■ Available data:
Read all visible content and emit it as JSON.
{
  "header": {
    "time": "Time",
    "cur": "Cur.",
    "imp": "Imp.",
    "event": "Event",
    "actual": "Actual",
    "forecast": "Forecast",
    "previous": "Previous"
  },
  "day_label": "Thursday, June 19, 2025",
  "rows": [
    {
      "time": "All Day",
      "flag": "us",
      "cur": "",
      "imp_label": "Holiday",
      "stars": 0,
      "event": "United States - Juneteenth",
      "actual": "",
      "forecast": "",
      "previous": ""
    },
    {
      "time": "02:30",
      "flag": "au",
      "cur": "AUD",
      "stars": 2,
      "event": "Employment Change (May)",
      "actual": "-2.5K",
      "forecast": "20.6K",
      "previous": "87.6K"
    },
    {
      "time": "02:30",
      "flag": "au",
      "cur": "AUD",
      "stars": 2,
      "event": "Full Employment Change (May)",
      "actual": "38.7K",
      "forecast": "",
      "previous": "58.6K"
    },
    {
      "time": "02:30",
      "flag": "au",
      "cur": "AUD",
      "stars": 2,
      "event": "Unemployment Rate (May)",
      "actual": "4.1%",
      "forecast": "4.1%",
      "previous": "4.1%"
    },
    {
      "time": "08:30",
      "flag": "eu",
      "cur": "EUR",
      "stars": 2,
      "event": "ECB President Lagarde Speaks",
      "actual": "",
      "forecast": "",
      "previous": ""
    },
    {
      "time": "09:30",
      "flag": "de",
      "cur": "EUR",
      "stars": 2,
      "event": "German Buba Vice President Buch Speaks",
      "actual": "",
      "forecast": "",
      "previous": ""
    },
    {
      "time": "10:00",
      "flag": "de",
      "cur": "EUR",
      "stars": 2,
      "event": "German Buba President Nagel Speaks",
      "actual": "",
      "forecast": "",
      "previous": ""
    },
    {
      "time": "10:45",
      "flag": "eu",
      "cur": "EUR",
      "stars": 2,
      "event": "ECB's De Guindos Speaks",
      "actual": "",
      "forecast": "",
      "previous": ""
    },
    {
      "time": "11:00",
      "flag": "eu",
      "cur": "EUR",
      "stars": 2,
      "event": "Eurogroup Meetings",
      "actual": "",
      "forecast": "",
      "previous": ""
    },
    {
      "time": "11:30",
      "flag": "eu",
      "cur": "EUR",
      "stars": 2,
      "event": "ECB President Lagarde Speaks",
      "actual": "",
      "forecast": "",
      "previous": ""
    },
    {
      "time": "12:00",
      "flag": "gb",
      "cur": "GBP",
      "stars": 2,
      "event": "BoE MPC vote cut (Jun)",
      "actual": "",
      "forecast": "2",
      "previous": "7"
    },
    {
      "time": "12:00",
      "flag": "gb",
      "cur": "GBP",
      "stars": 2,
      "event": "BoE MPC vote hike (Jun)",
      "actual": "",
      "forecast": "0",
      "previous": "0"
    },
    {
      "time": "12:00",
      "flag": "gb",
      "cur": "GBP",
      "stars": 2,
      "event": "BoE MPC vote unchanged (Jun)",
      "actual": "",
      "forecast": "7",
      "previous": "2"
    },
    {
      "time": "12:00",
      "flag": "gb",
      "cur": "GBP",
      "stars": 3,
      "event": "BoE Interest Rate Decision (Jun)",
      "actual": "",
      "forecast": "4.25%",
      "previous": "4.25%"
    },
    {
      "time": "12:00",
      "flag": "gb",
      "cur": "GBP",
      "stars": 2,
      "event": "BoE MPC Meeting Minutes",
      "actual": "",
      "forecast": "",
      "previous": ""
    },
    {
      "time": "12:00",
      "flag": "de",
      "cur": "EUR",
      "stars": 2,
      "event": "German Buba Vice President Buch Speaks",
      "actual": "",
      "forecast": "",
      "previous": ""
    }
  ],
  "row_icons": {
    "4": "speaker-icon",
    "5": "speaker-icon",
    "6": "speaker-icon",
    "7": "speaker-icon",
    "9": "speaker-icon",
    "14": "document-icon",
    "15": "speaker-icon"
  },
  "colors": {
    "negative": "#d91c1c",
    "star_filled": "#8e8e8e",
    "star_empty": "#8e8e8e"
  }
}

■ What needs to be done:
Each line must be given again exactly as written above.

■ Written solution:
Read all visible content and emit it as JSON.
{
  "header": {
    "time": "Time",
    "cur": "Cur.",
    "imp": "Imp.",
    "event": "Event",
    "actual": "Actual",
    "forecast": "Forecast",
    "previous": "Previous"
  },
  "day_label": "Thursday, June 19, 2025",
  "rows": [
    {
      "time": "All Day",
      "flag": "us",
      "cur": "",
      "imp_label": "Holiday",
      "stars": 0,
      "event": "United States - Juneteenth",
      "actual": "",
      "forecast": "",
      "previous": ""
    },
    {
      "time": "02:30",
      "flag": "au",
      "cur": "AUD",
      "stars": 2,
      "event": "Employment Change (May)",
      "actual": "-2.5K",
      "forecast": "20.6K",
      "previous": "87.6K"
    },
    {
      "time": "02:30",
      "flag": "au",
      "cur": "AUD",
      "stars": 2,
      "event": "Full Employment Change (May)",
      "actual": "38.7K",
      "forecast": "",
      "previous": "58.6K"
    },
    {
      "time": "02:30",
      "flag": "au",
      "cur": "AUD",
      "stars": 2,
      "event": "Unemployment Rate (May)",
      "actual": "4.1%",
      "forecast": "4.1%",
      "previous": "4.1%"
    },
    {
      "time": "08:30",
      "flag": "eu",
      "cur": "EUR",
      "stars": 2,
      "event": "ECB President Lagarde Speaks",
      "actual": "",
      "forecast": "",
      "previous": ""
    },
    {
      "time": "09:30",
      "flag": "de",
      "cur": "EUR",
      "stars": 2,
      "event": "German Buba Vice President Buch Speaks",
      "actual": "",
      "forecast": "",
      "previous": ""
    },
    {
      "time": "10:00",
      "flag": "de",
      "cur": "EUR",
      "stars": 2,
      "event": "German Buba President Nagel Speaks",
      "actual": "",
      "forecast": "",
      "previous": ""
    },
    {
      "time": "10:45",
      "flag": "eu",
      "cur": "EUR",
      "stars": 2,
      "event": "ECB's De Guindos Speaks",
      "actual": "",
      "forecast": "",
      "previous": ""
    },
    {
      "time": "11:00",
      "flag": "eu",
      "cur": "EUR",
      "stars": 2,
      "event": "Eurogroup Meetings",
      "actual": "",
      "forecast": "",
      "previous": ""
    },
    {
      "time": "11:30",
      "flag": "eu",
      "cur": "EUR",
      "stars": 2,
      "event": "ECB President Lagarde Speaks",
      "actual": "",
      "forecast": "",
      "previous": ""
    },
    {
      "time": "12:00",
      "flag": "gb",
      "cur": "GBP",
      "stars": 2,
      "event": "BoE MPC vote cut (Jun)",
      "actual": "",
      "forecast": "2",
      "previous": "7"
    },
    {
      "time": "12:00",
      "flag": "gb",
      "cur": "GBP",
      "stars": 2,
      "event": "BoE MPC vote hike (Jun)",
      "actual": "",
      "forecast": "0",
      "previous": "0"
    },
    {
      "time": "12:00",
      "flag": "gb",
      "cur": "GBP",
      "stars": 2,
      "event": "BoE MPC vote unchanged (Jun)",
      "actual": "",
      "forecast": "7",
      "previous": "2"
    },
    {
      "time": "12:00",
      "flag": "gb",
      "cur": "GBP",
      "stars": 3,
      "event": "BoE Interest Rate Decision (Jun)",
      "actual": "",
      "forecast": "4.25%",
      "previous": "4.25%"
    },
    {
      "time": "12:00",
      "flag": "gb",
      "cur": "GBP",
      "stars": 2,
      "event": "BoE MPC Meeting Minutes",
      "actual": "",
      "forecast": "",
      "previous": ""
    },
    {
      "time": "12:00",
      "flag": "de",
      "cur": "EUR",
      "stars": 2,
      "event": "German Buba Vice President Buch Speaks",
      "actual": "",
      "forecast": "",
      "previous": ""
    }
  ],
  "row_icons": {
    "4": "speaker-icon",
    "5": "speaker-icon",
    "6": "speaker-icon",
    "7": "speaker-icon",
    "9": "speaker-icon",
    "14": "document-icon",
    "15": "speaker-icon"
  },
  "colors": {
    "negative": "#d91c1c",
    "star_filled": "#8e8e8e",
    "star_empty": "#8e8e8e"
  }
}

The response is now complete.